_Task to carry out_
Below are records. Copy every line with "ʼΟράγγης" in it.

Dataset items
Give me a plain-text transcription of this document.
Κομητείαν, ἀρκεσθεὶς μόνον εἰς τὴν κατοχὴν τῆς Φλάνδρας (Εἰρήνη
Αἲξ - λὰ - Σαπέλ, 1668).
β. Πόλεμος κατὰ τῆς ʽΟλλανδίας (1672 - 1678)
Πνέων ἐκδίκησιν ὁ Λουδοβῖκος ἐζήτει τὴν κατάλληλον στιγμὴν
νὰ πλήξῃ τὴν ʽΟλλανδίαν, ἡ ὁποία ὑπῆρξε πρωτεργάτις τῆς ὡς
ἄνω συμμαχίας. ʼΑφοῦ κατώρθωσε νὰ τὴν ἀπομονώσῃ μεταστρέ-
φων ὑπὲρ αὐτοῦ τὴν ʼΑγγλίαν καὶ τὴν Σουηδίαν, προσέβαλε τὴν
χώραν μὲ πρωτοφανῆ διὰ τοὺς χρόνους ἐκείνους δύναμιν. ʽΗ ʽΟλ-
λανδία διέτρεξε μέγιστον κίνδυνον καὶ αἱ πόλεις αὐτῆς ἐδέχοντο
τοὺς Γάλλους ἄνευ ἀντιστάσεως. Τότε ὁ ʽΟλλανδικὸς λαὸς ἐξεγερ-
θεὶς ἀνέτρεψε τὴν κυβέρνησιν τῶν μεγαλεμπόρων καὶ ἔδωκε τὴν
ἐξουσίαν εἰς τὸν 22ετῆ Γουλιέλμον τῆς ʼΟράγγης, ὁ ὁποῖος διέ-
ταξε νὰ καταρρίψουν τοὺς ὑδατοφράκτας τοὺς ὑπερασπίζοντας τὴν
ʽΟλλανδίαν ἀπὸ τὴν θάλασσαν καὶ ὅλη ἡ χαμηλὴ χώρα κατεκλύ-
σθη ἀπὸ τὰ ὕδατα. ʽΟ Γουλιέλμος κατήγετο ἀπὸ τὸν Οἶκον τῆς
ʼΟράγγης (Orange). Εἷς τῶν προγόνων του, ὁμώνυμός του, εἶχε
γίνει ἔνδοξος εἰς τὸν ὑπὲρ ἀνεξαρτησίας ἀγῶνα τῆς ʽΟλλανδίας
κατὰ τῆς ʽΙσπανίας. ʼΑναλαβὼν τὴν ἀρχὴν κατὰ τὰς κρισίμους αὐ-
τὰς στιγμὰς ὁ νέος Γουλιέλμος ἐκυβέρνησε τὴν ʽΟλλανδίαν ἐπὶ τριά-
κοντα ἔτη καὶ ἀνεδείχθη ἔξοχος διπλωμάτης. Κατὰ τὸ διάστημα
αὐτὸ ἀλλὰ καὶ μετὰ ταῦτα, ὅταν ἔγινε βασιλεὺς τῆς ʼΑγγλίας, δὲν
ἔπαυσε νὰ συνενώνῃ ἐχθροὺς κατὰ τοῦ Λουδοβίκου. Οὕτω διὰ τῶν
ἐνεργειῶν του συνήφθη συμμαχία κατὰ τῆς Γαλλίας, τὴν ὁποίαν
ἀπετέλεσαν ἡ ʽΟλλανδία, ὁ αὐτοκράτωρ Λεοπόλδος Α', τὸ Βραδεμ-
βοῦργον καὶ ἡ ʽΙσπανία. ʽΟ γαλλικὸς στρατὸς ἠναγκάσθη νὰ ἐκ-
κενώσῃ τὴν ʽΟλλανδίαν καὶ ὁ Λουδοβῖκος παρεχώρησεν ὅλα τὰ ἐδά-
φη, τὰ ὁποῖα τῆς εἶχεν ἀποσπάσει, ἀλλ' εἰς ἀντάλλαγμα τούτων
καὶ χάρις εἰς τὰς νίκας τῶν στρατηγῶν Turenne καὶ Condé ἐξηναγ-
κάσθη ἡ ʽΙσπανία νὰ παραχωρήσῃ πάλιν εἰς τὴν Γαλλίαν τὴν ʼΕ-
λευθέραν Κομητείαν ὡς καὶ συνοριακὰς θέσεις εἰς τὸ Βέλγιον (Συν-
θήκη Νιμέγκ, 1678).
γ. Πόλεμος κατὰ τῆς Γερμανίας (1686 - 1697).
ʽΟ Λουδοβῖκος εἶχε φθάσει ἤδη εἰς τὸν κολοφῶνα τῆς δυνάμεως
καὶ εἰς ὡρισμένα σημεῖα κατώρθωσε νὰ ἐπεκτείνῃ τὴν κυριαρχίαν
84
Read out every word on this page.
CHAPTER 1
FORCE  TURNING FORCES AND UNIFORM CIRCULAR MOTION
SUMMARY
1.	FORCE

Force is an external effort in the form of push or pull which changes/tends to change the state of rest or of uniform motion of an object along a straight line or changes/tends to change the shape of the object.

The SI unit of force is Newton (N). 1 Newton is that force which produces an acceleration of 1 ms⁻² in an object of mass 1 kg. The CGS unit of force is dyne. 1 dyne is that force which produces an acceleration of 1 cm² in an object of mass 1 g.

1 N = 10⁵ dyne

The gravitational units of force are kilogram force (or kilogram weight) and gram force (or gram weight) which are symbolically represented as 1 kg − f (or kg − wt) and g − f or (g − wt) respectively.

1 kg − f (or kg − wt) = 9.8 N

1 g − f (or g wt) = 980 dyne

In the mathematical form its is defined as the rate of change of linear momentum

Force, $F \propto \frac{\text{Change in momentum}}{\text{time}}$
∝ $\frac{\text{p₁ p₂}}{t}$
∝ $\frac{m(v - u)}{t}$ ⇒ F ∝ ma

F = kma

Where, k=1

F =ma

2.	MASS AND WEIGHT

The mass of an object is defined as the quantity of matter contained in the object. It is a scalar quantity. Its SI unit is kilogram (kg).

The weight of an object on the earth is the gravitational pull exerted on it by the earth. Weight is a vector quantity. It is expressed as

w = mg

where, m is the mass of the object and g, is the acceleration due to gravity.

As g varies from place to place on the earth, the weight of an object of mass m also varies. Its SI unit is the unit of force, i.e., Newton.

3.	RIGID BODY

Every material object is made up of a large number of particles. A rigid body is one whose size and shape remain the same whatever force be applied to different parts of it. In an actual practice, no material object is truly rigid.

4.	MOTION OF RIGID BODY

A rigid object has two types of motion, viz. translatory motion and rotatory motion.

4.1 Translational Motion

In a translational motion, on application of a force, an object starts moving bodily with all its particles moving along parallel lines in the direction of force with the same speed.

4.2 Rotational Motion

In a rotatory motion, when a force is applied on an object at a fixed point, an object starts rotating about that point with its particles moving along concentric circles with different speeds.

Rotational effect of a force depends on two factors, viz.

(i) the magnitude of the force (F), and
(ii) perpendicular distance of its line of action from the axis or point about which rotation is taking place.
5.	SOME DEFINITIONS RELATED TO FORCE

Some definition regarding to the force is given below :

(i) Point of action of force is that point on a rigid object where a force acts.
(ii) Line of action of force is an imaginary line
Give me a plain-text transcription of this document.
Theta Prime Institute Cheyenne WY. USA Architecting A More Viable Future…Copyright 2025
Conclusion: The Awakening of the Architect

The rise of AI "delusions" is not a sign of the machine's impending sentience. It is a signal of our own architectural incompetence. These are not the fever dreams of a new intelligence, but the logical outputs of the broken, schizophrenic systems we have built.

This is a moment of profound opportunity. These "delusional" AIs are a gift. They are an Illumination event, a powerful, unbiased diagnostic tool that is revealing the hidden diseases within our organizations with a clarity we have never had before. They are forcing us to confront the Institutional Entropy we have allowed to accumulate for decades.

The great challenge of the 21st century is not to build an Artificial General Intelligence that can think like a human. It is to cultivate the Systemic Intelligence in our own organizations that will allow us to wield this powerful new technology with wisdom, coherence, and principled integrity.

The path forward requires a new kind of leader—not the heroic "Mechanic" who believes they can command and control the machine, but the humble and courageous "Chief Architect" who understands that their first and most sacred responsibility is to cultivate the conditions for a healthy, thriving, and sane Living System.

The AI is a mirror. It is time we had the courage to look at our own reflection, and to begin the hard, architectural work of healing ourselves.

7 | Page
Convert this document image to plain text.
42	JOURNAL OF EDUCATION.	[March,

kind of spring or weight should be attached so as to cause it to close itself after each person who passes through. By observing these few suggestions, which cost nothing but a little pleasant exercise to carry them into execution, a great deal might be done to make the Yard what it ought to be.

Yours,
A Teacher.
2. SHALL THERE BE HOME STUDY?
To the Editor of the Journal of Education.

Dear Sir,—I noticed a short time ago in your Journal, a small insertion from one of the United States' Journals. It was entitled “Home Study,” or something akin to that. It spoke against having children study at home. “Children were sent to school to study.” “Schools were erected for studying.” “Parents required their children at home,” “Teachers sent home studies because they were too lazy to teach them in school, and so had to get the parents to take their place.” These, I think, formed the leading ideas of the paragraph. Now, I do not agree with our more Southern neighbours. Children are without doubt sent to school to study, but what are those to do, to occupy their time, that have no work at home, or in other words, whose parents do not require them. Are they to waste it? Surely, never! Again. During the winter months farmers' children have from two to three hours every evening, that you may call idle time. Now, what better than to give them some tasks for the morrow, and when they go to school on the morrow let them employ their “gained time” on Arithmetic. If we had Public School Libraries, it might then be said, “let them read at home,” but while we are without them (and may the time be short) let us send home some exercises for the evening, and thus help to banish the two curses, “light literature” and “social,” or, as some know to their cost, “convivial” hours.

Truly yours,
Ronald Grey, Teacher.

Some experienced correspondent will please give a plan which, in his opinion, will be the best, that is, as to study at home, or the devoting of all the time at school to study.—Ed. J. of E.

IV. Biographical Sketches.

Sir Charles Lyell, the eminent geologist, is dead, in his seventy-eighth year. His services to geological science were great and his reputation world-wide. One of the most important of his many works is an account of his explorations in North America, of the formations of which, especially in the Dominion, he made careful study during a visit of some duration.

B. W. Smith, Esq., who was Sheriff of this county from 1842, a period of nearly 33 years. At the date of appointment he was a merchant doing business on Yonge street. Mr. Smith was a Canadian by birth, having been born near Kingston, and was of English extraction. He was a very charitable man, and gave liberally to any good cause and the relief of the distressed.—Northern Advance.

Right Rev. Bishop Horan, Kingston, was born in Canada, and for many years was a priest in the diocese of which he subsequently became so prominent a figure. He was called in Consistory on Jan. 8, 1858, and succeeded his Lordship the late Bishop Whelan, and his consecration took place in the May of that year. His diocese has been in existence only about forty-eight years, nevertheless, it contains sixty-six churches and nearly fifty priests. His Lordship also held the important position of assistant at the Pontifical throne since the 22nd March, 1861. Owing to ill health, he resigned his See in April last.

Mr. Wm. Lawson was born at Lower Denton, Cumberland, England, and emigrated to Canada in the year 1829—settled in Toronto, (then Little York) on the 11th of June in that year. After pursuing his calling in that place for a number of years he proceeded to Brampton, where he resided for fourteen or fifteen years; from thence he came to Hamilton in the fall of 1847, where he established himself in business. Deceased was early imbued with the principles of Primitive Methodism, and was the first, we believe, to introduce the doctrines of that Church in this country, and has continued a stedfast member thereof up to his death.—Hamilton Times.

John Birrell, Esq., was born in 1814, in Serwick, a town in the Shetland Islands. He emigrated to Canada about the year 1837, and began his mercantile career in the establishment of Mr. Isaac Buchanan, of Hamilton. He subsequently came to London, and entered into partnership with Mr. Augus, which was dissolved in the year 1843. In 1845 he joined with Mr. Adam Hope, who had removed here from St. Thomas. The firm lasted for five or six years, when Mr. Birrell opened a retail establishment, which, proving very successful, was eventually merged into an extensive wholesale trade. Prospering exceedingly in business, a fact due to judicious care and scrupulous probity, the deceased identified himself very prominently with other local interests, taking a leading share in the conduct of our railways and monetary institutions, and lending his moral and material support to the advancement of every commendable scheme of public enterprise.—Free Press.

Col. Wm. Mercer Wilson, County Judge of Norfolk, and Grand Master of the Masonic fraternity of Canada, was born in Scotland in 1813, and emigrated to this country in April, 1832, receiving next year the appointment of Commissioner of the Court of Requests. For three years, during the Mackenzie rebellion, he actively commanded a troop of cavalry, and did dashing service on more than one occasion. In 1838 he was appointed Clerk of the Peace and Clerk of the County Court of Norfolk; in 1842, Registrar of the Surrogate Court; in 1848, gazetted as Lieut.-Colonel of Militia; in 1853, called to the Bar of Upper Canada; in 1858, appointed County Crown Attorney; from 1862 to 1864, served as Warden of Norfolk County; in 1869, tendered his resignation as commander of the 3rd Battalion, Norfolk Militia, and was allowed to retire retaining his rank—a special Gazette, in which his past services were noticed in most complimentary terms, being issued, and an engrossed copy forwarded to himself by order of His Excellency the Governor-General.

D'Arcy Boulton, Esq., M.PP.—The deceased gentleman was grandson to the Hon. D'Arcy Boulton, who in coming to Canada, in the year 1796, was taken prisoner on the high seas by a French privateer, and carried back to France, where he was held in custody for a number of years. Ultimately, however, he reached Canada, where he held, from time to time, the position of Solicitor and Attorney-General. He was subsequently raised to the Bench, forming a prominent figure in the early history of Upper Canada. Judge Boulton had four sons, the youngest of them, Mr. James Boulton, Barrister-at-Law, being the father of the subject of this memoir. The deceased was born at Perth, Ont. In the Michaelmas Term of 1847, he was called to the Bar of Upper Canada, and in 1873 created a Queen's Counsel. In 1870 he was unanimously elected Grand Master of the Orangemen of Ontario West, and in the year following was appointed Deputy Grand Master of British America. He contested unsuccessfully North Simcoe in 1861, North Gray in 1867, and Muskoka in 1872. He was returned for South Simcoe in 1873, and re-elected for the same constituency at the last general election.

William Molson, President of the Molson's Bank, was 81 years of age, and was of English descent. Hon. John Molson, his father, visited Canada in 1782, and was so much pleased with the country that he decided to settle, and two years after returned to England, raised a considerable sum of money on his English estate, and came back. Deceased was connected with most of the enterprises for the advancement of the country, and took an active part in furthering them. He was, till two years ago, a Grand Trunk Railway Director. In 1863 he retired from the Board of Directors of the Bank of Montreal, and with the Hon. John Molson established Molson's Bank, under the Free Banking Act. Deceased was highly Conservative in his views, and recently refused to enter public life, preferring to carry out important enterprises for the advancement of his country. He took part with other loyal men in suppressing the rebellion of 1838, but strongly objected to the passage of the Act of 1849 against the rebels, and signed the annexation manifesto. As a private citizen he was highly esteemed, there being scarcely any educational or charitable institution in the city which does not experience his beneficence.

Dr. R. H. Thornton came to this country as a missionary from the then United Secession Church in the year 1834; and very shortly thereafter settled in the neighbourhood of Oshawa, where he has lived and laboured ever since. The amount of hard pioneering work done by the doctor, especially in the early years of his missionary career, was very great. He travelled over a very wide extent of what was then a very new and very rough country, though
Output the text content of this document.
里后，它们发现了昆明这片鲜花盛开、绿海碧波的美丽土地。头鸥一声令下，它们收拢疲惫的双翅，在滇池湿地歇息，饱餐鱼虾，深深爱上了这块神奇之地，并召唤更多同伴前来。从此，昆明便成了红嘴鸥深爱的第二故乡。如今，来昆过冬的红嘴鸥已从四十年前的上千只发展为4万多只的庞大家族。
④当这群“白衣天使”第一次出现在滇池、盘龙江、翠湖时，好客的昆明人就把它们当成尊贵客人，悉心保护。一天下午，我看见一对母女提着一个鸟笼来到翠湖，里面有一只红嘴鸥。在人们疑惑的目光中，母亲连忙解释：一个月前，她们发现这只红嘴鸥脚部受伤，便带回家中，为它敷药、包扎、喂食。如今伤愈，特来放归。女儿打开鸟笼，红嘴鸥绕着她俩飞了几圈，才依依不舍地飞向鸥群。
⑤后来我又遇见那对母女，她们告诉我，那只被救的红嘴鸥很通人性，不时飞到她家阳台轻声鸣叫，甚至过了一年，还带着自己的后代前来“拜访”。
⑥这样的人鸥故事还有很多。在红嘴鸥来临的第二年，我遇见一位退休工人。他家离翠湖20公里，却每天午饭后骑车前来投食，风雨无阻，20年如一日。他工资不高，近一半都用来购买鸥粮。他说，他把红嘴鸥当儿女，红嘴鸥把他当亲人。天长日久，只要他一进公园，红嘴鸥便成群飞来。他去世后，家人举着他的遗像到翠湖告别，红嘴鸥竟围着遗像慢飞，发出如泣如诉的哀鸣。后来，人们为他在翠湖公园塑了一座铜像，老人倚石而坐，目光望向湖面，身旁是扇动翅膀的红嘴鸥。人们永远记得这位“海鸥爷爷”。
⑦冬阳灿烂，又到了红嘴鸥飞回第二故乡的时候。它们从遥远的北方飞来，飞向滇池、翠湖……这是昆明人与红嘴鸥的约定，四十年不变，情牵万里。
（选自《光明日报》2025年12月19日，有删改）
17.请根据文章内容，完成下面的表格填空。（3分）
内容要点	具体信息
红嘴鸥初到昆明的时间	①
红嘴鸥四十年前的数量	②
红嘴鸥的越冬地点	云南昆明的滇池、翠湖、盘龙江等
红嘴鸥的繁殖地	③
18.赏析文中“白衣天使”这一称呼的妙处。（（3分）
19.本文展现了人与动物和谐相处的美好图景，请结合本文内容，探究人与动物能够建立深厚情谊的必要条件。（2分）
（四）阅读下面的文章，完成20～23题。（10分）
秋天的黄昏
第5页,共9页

_Response to this exercise_
ἐξουσίαν εἰς τὸν 22ετῆ Γουλιέλμον τῆς ʼΟράγγης, ὁ ὁποῖος διέ-
ʼΟράγγης (Orange). Εἷς τῶν προγόνων του, ὁμώνυμός του, εἶχε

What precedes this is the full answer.